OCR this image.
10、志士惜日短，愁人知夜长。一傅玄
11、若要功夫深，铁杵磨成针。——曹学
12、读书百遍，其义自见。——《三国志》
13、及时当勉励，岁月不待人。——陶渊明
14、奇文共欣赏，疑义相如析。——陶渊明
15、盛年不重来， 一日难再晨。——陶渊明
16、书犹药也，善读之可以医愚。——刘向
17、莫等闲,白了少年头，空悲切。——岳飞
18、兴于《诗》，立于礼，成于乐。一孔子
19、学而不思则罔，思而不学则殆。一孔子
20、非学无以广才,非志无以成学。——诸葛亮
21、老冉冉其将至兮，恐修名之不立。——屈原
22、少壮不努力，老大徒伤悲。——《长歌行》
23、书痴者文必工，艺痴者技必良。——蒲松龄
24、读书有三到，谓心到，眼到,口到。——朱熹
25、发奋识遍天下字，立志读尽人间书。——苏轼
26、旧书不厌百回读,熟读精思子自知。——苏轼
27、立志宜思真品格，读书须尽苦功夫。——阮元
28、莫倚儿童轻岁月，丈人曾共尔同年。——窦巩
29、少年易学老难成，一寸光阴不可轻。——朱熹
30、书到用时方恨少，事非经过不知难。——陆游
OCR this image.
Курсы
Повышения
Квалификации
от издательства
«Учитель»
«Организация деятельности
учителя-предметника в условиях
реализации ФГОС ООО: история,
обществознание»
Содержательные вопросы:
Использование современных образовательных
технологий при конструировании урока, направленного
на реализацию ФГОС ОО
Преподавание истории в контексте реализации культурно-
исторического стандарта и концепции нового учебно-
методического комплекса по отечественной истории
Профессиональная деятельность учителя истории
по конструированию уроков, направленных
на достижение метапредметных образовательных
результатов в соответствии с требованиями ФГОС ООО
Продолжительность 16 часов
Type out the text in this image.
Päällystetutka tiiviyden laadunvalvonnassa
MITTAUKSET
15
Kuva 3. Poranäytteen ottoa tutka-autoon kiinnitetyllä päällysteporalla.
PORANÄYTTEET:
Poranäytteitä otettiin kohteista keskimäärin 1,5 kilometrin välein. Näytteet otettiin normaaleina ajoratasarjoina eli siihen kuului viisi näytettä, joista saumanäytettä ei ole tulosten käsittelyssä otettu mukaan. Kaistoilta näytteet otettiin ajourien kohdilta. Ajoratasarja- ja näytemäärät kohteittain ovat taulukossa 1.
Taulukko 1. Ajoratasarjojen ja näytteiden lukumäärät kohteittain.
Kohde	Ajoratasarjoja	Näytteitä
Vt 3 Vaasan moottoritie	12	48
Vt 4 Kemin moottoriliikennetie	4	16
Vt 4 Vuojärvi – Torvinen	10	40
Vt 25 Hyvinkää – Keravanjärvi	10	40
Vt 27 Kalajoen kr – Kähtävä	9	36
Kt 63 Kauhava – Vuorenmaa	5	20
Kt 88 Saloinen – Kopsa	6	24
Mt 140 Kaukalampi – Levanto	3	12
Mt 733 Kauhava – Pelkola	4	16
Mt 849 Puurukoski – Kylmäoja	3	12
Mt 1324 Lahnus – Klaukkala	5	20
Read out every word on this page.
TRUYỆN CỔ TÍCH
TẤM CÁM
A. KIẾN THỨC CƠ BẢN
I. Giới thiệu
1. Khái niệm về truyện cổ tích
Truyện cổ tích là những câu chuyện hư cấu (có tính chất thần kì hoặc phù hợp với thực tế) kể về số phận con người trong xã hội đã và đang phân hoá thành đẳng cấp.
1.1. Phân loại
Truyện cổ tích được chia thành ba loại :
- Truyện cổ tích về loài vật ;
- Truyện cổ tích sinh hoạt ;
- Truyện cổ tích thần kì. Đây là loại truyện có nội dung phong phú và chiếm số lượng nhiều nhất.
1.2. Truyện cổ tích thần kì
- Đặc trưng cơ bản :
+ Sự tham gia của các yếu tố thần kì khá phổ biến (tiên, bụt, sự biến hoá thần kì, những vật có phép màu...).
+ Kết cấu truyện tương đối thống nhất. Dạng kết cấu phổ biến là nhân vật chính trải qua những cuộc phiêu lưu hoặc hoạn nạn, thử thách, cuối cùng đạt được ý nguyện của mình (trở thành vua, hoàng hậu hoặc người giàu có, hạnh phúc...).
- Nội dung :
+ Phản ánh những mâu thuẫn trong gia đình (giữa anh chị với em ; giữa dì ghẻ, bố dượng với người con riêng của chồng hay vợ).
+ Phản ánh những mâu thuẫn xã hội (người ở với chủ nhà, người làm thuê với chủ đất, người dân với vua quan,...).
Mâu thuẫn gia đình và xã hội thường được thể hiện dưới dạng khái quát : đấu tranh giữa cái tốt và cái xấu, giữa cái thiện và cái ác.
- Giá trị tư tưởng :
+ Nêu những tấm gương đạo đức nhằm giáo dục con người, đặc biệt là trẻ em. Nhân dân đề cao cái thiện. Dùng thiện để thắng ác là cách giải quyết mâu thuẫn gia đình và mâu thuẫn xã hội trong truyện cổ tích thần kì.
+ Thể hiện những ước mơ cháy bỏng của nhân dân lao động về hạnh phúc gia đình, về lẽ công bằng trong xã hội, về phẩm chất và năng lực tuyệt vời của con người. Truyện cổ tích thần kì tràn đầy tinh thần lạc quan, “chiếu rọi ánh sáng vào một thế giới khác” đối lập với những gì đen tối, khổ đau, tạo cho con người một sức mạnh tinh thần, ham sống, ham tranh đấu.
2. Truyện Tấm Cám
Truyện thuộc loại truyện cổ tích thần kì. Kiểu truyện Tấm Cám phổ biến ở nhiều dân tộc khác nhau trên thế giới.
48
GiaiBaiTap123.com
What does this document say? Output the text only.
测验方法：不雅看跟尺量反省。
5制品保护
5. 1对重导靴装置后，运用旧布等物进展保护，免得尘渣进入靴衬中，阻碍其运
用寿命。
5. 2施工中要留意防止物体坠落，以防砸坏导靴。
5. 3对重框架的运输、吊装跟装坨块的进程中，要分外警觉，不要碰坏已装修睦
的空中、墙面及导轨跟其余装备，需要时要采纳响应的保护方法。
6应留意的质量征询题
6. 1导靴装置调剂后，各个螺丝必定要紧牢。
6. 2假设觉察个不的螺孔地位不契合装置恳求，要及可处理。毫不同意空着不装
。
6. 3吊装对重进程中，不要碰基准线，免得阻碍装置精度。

- Short task
Output exactly the lines above, from the one holding "What does this" through the end of the data, including the first and last.

- The completed task
What does this document say? Output the text only.
测验方法：不雅看跟尺量反省。
5制品保护
5. 1对重导靴装置后，运用旧布等物进展保护，免得尘渣进入靴衬中，阻碍其运
用寿命。
5. 2施工中要留意防止物体坠落，以防砸坏导靴。
5. 3对重框架的运输、吊装跟装坨块的进程中，要分外警觉，不要碰坏已装修睦
的空中、墙面及导轨跟其余装备，需要时要采纳响应的保护方法。
6应留意的质量征询题
6. 1导靴装置调剂后，各个螺丝必定要紧牢。
6. 2假设觉察个不的螺孔地位不契合装置恳求，要及可处理。毫不同意空着不装
。
6. 3吊装对重进程中，不要碰基准线，免得阻碍装置精度。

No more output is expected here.